WHAT THIS TASK INVOLVES: Write out every entry precisely as given, leaving the pictures out.

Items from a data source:

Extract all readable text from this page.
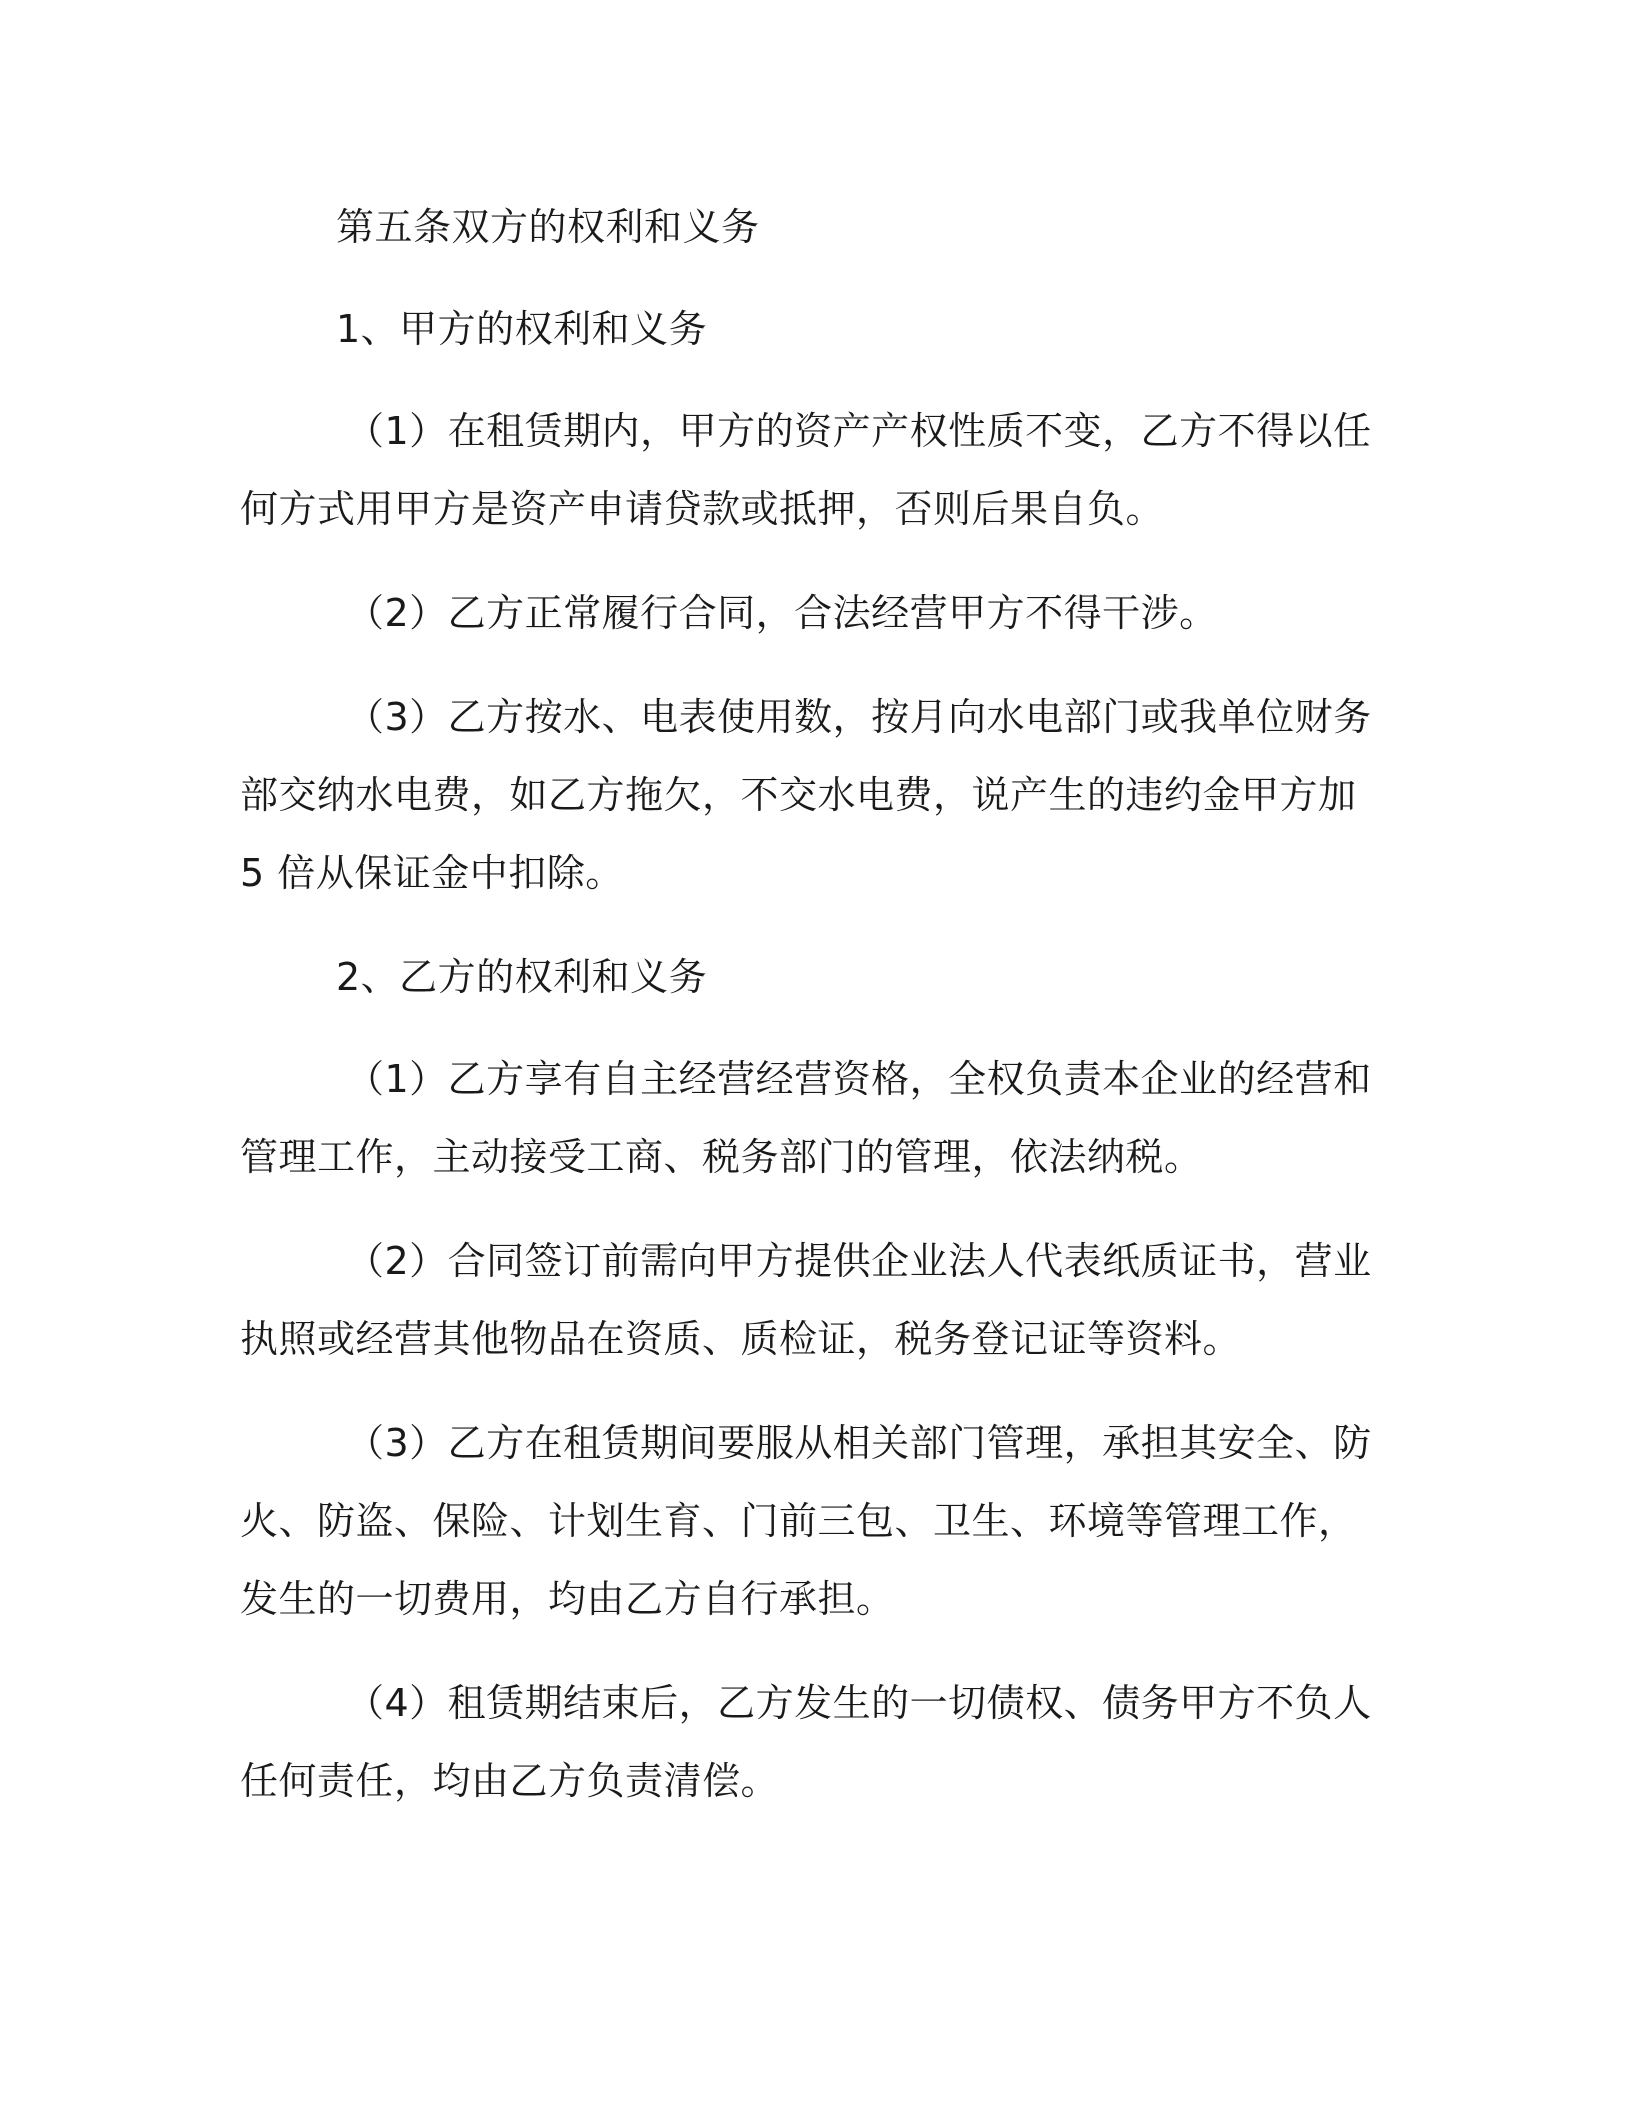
第五条双方的权利和义务

1、甲方的权利和义务

（1）在租赁期内，甲方的资产产权性质不变，乙方不得以任何方式用甲方是资产申请贷款或抵押，否则后果自负。

（2）乙方正常履行合同，合法经营甲方不得干涉。

（3）乙方按水、电表使用数，按月向水电部门或我单位财务部交纳水电费，如乙方拖欠，不交水电费，说产生的违约金甲方加 5 倍从保证金中扣除。

2、乙方的权利和义务

（1）乙方享有自主经营经营资格，全权负责本企业的经营和管理工作，主动接受工商、税务部门的管理，依法纳税。

（2）合同签订前需向甲方提供企业法人代表纸质证书，营业执照或经营其他物品在资质、质检证，税务登记证等资料。

（3）乙方在租赁期间要服从相关部门管理，承担其安全、防火、防盗、保险、计划生育、门前三包、卫生、环境等管理工作，发生的一切费用，均由乙方自行承担。

（4）租赁期结束后，乙方发生的一切债权、债务甲方不负人任何责任，均由乙方负责清偿。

ANSWER TO THE TASK:
Extract all readable text from this page.
第五条双方的权利和义务

1、甲方的权利和义务

（1）在租赁期内，甲方的资产产权性质不变，乙方不得以任何方式用甲方是资产申请贷款或抵押，否则后果自负。

（2）乙方正常履行合同，合法经营甲方不得干涉。

（3）乙方按水、电表使用数，按月向水电部门或我单位财务部交纳水电费，如乙方拖欠，不交水电费，说产生的违约金甲方加 5 倍从保证金中扣除。

2、乙方的权利和义务

（1）乙方享有自主经营经营资格，全权负责本企业的经营和管理工作，主动接受工商、税务部门的管理，依法纳税。

（2）合同签订前需向甲方提供企业法人代表纸质证书，营业执照或经营其他物品在资质、质检证，税务登记证等资料。

（3）乙方在租赁期间要服从相关部门管理，承担其安全、防火、防盗、保险、计划生育、门前三包、卫生、环境等管理工作，发生的一切费用，均由乙方自行承担。

（4）租赁期结束后，乙方发生的一切债权、债务甲方不负人任何责任，均由乙方负责清偿。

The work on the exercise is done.